▸ **WRITTEN PROBLEM**
Look through the material and copy each line holding "チダイズム".

Dataset excerpt:
######
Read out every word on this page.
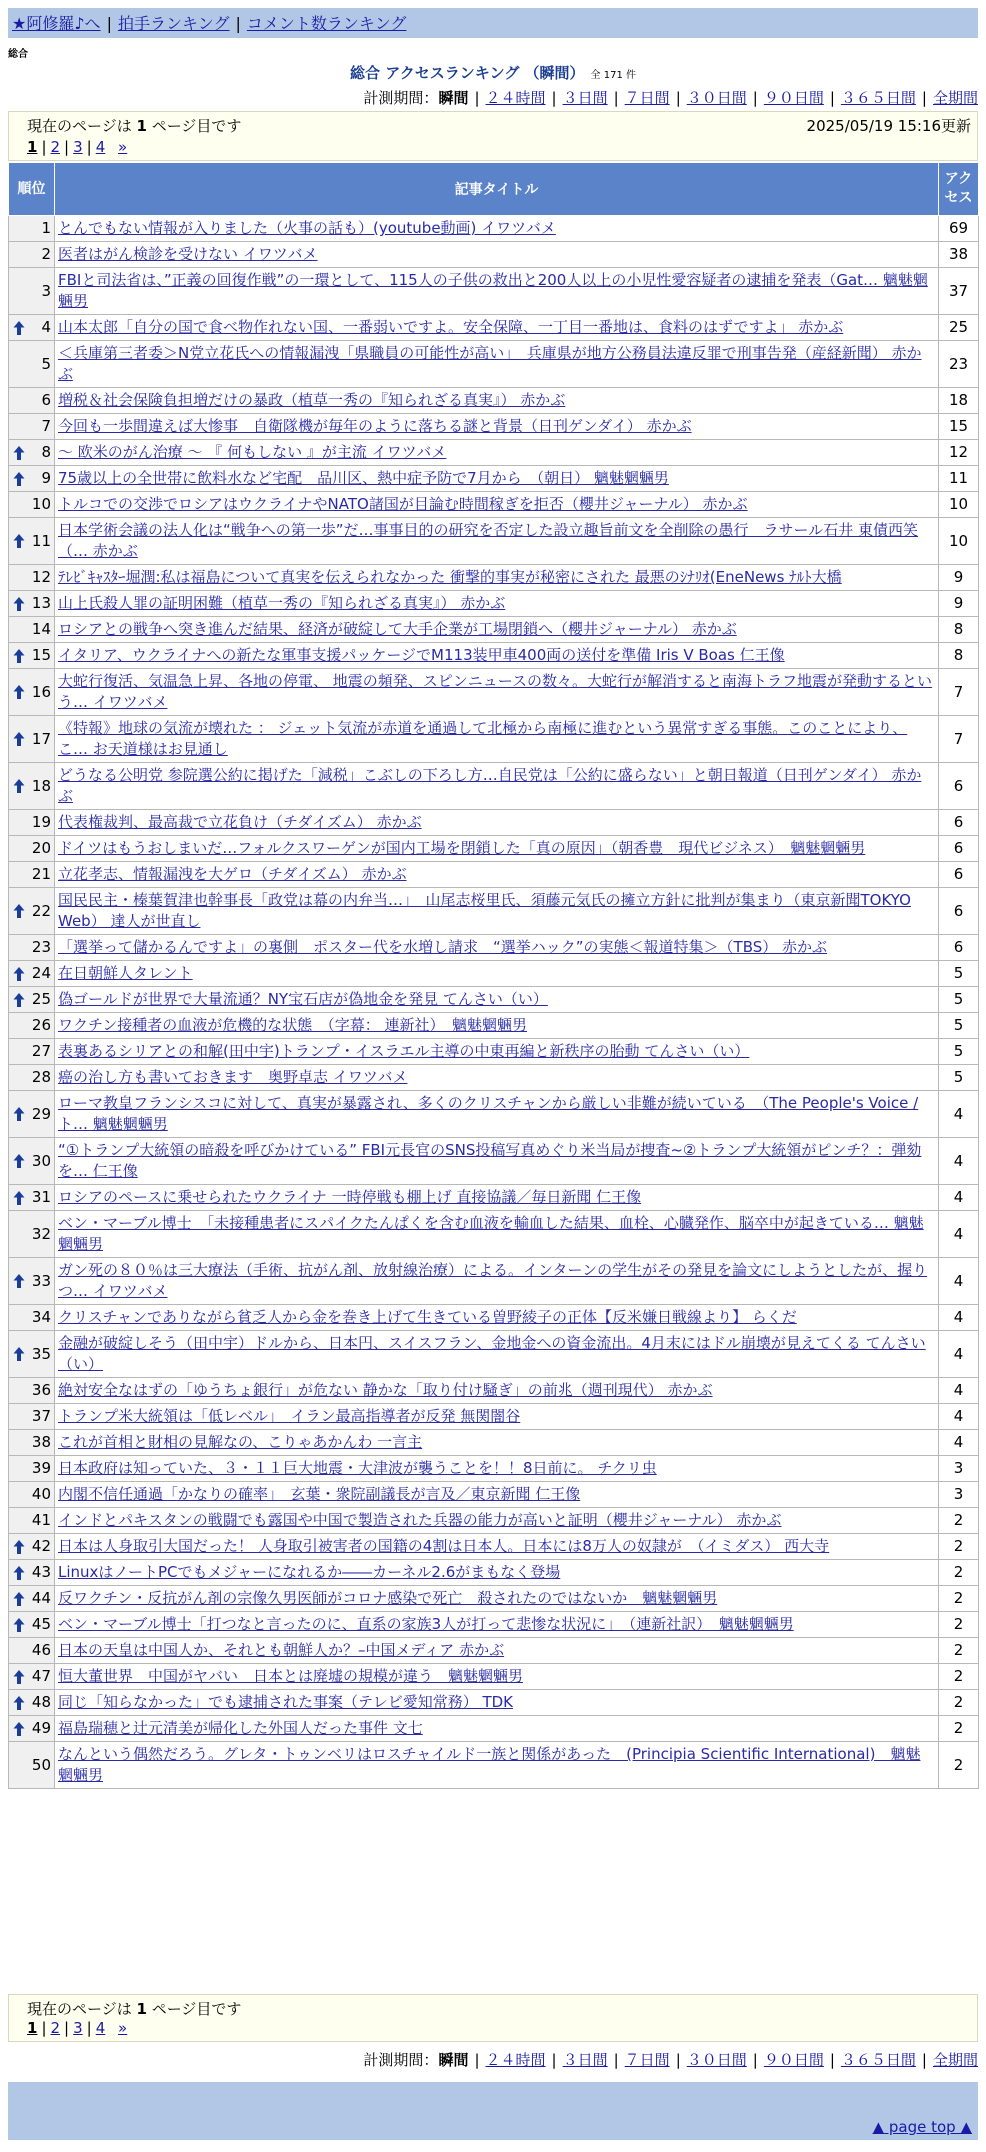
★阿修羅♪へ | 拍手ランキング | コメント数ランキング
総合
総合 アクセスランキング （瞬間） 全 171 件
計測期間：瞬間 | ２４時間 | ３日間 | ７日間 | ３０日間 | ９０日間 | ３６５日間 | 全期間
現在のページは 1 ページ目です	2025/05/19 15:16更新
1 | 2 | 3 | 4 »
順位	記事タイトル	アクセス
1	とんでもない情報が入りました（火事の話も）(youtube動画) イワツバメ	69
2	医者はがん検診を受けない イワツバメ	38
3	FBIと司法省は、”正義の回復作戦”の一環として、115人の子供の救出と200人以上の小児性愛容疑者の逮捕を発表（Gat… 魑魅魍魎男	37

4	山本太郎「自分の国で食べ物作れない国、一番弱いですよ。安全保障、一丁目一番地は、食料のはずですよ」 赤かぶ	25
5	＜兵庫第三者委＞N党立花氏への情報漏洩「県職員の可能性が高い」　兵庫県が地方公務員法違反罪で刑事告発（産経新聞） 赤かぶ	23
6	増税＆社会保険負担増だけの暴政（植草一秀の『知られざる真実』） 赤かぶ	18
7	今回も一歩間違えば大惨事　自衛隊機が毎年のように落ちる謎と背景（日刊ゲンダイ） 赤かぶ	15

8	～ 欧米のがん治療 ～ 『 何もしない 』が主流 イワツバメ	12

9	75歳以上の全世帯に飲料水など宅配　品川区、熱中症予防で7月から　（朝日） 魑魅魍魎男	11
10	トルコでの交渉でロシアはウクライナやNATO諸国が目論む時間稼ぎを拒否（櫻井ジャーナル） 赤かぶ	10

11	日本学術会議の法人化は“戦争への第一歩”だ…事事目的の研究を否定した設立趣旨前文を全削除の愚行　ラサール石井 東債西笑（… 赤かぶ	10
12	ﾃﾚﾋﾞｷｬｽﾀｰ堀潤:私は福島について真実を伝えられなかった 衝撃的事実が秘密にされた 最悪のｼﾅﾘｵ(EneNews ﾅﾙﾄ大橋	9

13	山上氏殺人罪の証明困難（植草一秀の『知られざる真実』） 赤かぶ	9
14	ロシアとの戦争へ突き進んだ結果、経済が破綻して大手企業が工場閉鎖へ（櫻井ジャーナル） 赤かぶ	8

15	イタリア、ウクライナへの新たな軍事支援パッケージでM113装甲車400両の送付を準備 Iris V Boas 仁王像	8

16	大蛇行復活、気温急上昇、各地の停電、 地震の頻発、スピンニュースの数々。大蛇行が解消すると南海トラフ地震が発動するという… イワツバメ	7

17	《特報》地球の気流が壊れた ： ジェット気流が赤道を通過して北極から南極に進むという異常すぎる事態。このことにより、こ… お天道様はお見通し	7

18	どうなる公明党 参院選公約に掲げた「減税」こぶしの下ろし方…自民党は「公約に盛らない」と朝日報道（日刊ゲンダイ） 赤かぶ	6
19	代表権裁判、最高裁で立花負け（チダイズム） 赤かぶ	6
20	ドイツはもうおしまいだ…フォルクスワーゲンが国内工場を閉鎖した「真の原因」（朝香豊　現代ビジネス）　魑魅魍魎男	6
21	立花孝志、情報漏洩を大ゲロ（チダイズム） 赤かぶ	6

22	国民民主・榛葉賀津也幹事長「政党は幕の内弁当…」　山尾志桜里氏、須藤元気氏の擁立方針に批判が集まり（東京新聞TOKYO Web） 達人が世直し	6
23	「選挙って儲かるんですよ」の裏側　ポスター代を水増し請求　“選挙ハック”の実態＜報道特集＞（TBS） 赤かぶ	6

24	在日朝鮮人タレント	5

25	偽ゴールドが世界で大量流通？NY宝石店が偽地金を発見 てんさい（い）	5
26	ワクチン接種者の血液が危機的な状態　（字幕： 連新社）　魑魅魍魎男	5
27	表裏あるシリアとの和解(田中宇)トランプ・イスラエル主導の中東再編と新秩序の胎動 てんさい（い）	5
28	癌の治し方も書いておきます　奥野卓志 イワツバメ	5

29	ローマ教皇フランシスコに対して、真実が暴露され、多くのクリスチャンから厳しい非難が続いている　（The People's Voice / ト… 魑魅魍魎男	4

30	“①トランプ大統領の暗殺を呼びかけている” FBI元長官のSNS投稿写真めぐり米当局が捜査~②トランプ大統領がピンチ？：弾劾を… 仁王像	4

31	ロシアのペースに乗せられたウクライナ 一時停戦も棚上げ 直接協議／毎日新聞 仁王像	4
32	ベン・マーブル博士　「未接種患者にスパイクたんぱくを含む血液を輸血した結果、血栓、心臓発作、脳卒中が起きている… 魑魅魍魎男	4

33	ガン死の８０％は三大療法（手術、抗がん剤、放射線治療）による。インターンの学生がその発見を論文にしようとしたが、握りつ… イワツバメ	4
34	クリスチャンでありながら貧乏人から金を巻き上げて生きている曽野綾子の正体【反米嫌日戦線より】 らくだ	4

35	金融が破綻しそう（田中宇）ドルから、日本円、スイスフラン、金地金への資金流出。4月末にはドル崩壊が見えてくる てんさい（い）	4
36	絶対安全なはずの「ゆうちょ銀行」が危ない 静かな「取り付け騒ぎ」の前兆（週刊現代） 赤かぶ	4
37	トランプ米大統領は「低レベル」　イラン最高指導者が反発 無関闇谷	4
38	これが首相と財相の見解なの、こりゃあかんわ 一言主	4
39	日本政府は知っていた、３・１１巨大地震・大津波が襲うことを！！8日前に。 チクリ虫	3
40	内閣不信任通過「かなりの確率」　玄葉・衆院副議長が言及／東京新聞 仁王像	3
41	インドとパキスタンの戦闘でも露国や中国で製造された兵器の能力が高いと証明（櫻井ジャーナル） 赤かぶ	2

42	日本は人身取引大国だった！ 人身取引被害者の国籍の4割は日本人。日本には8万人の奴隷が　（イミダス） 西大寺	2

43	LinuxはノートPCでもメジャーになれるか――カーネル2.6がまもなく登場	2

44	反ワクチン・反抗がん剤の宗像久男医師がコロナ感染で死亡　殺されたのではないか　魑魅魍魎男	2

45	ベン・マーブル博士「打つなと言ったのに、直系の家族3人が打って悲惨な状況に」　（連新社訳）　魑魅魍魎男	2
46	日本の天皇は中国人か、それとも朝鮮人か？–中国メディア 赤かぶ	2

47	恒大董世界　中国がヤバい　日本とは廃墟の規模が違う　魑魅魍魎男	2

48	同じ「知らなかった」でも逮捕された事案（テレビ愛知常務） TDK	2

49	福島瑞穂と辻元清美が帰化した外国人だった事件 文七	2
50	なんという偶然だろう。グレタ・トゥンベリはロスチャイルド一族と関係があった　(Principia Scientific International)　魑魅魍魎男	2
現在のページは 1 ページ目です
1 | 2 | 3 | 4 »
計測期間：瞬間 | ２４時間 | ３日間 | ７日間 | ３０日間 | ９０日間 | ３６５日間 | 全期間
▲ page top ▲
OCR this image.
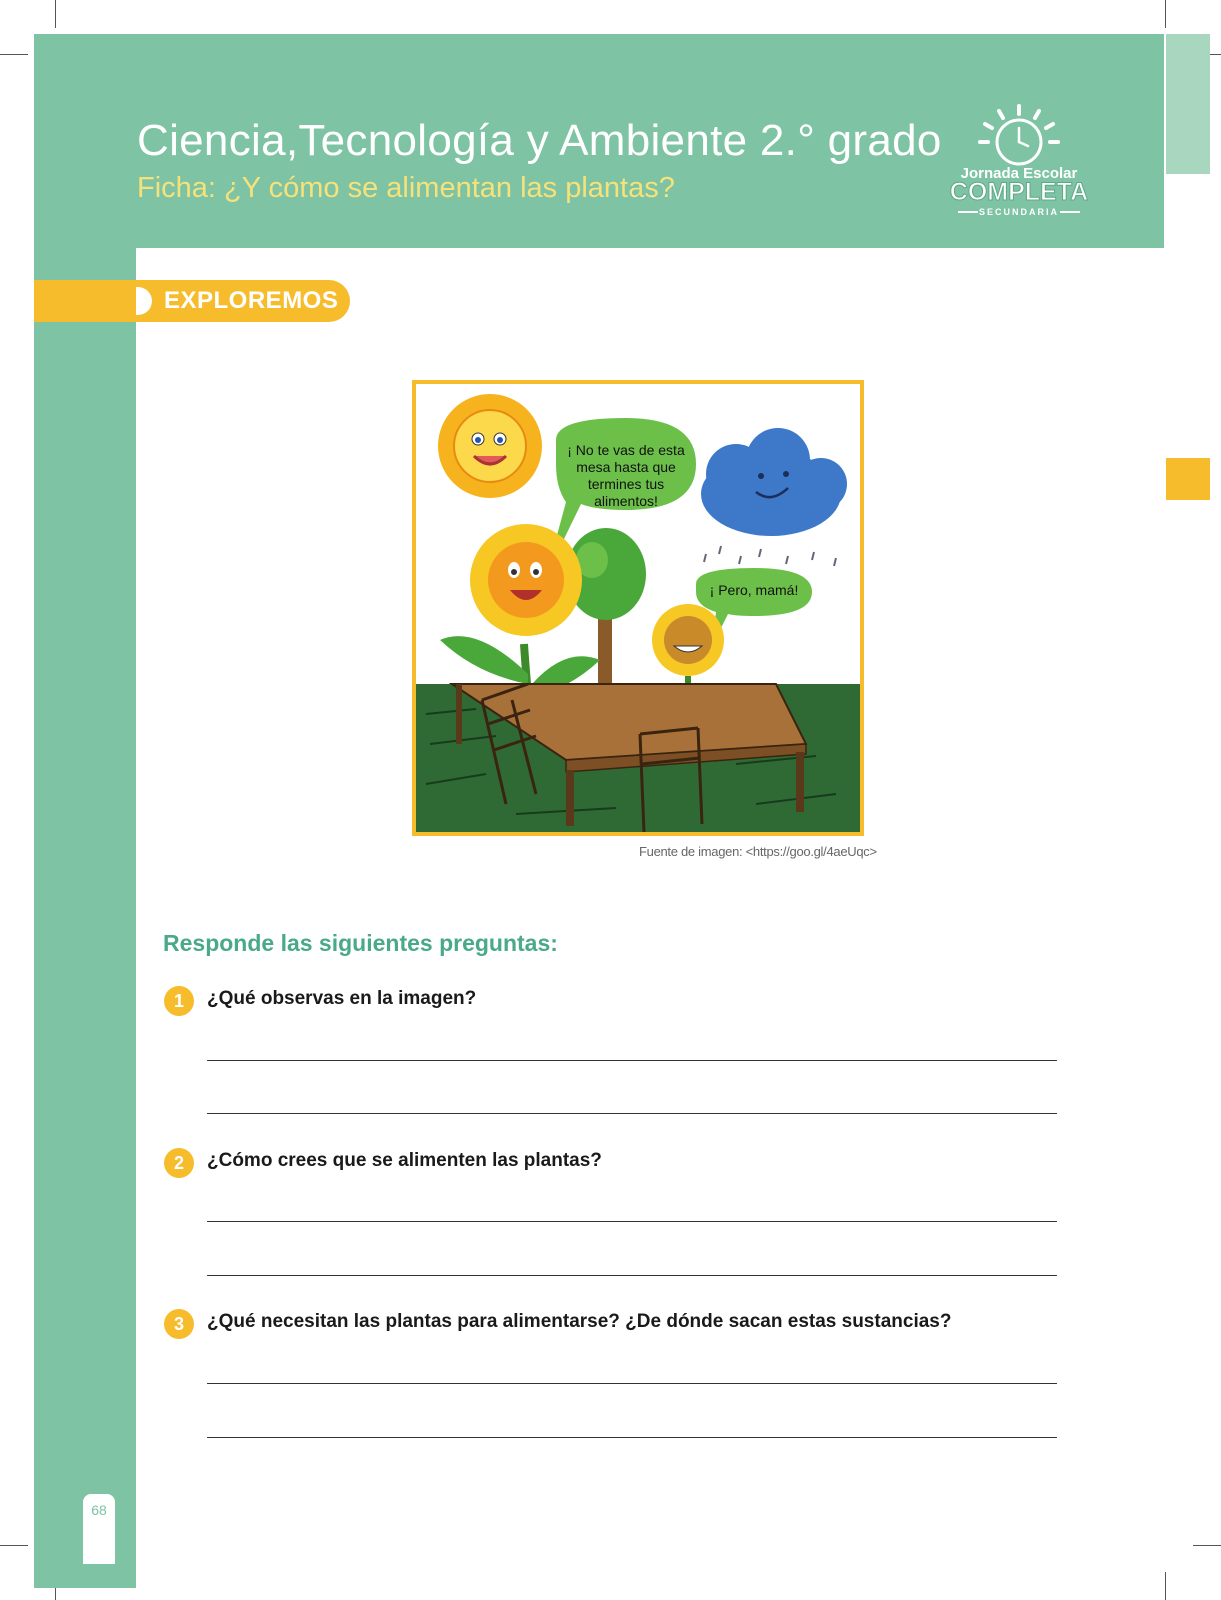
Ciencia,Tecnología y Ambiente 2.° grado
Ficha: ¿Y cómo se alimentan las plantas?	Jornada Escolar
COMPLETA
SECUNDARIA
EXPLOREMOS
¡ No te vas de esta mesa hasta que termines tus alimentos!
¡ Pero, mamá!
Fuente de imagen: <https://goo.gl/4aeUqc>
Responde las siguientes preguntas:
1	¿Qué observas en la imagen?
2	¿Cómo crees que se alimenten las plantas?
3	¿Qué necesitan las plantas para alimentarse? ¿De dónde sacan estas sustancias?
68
######
▸ **THE RESPONSE**
19	代表権裁判、最高裁で立花負け（チダイズム） 赤かぶ	6
21	立花孝志、情報漏洩を大ゲロ（チダイズム） 赤かぶ	6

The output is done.